Aim of the task =
Reproduce every entry exactly as shown.

## START Records for the exercise

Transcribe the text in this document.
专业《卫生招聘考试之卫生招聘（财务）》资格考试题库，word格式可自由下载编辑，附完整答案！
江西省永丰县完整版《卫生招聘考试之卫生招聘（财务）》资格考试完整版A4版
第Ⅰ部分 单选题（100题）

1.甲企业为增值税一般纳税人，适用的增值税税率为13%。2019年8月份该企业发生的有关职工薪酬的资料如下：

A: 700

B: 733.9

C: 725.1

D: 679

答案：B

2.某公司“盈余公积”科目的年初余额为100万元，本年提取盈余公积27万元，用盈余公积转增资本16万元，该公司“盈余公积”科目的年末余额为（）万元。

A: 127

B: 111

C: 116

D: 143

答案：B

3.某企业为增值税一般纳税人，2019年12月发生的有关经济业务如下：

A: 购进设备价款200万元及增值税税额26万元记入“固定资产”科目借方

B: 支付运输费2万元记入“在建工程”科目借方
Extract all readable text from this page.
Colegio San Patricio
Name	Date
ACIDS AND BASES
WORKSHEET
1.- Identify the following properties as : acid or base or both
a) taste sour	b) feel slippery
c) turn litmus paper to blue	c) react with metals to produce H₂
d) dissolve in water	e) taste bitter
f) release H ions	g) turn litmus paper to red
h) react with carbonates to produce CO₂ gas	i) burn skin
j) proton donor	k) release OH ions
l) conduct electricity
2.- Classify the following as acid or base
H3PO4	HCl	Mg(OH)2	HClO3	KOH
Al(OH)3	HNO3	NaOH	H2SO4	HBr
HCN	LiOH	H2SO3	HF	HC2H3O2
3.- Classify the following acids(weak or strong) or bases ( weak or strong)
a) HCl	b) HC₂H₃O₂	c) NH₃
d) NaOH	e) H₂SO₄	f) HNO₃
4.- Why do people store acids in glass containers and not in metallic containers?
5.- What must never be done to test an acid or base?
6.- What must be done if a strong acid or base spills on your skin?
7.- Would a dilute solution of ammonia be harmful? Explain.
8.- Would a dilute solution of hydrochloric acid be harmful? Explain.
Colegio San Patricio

## END Records for the exercise

Task result =
Transcribe the text in this document.
专业《卫生招聘考试之卫生招聘（财务）》资格考试题库，word格式可自由下载编辑，附完整答案！
江西省永丰县完整版《卫生招聘考试之卫生招聘（财务）》资格考试完整版A4版
第Ⅰ部分 单选题（100题）

1.甲企业为增值税一般纳税人，适用的增值税税率为13%。2019年8月份该企业发生的有关职工薪酬的资料如下：

A: 700

B: 733.9

C: 725.1

D: 679

答案：B

2.某公司“盈余公积”科目的年初余额为100万元，本年提取盈余公积27万元，用盈余公积转增资本16万元，该公司“盈余公积”科目的年末余额为（）万元。

A: 127

B: 111

C: 116

D: 143

答案：B

3.某企业为增值税一般纳税人，2019年12月发生的有关经济业务如下：

A: 购进设备价款200万元及增值税税额26万元记入“固定资产”科目借方

B: 支付运输费2万元记入“在建工程”科目借方
Extract all readable text from this page.
Colegio San Patricio
Name	Date
ACIDS AND BASES
WORKSHEET
1.- Identify the following properties as : acid or base or both
a) taste sour	b) feel slippery
c) turn litmus paper to blue	c) react with metals to produce H₂
d) dissolve in water	e) taste bitter
f) release H ions	g) turn litmus paper to red
h) react with carbonates to produce CO₂ gas	i) burn skin
j) proton donor	k) release OH ions
l) conduct electricity
2.- Classify the following as acid or base
H3PO4	HCl	Mg(OH)2	HClO3	KOH
Al(OH)3	HNO3	NaOH	H2SO4	HBr
HCN	LiOH	H2SO3	HF	HC2H3O2
3.- Classify the following acids(weak or strong) or bases ( weak or strong)
a) HCl	b) HC₂H₃O₂	c) NH₃
d) NaOH	e) H₂SO₄	f) HNO₃
4.- Why do people store acids in glass containers and not in metallic containers?
5.- What must never be done to test an acid or base?
6.- What must be done if a strong acid or base spills on your skin?
7.- Would a dilute solution of ammonia be harmful? Explain.
8.- Would a dilute solution of hydrochloric acid be harmful? Explain.
Colegio San Patricio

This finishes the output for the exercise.